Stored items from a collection
--- Begin ---

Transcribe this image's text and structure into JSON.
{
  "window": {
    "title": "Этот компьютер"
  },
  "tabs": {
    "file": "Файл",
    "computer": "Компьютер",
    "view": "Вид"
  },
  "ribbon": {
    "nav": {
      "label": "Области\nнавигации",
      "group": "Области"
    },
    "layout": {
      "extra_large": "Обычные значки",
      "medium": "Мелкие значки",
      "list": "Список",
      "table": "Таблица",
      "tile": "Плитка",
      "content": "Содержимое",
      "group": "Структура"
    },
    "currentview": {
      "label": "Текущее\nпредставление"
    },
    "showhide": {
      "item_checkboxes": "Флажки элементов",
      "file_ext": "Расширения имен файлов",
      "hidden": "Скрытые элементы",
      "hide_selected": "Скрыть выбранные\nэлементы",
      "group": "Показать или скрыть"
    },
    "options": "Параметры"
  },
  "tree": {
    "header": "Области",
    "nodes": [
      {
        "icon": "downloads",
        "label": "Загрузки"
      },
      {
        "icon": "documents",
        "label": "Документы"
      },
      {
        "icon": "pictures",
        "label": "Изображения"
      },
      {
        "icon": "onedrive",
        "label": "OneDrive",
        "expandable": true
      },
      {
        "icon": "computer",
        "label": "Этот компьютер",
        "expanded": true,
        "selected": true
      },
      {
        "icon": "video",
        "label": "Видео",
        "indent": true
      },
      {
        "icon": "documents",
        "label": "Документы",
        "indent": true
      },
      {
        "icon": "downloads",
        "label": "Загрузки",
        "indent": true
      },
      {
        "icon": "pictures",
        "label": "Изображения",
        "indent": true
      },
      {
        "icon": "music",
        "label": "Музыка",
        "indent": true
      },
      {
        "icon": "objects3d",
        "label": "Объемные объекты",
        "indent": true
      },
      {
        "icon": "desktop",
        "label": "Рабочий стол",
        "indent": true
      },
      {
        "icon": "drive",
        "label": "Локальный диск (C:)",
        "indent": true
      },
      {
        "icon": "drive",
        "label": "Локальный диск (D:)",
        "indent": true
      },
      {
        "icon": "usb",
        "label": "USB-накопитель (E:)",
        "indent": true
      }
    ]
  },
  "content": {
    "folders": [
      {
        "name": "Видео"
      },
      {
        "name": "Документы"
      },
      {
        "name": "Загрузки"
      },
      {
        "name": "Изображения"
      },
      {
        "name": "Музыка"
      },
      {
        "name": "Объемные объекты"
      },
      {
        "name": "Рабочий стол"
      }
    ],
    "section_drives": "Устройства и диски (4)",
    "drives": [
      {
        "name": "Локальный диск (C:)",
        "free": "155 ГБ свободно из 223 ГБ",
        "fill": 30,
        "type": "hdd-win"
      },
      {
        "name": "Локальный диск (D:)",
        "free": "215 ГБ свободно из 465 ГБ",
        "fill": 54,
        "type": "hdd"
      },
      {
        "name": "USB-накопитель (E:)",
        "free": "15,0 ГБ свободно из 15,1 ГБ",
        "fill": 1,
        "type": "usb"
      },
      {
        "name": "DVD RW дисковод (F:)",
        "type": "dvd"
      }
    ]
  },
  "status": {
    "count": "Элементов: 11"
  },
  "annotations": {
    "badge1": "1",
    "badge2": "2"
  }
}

--- End ---

Task details ::
Give the number of lines in the data that contain "Изображения", with no other words.

Completed exercise ::
3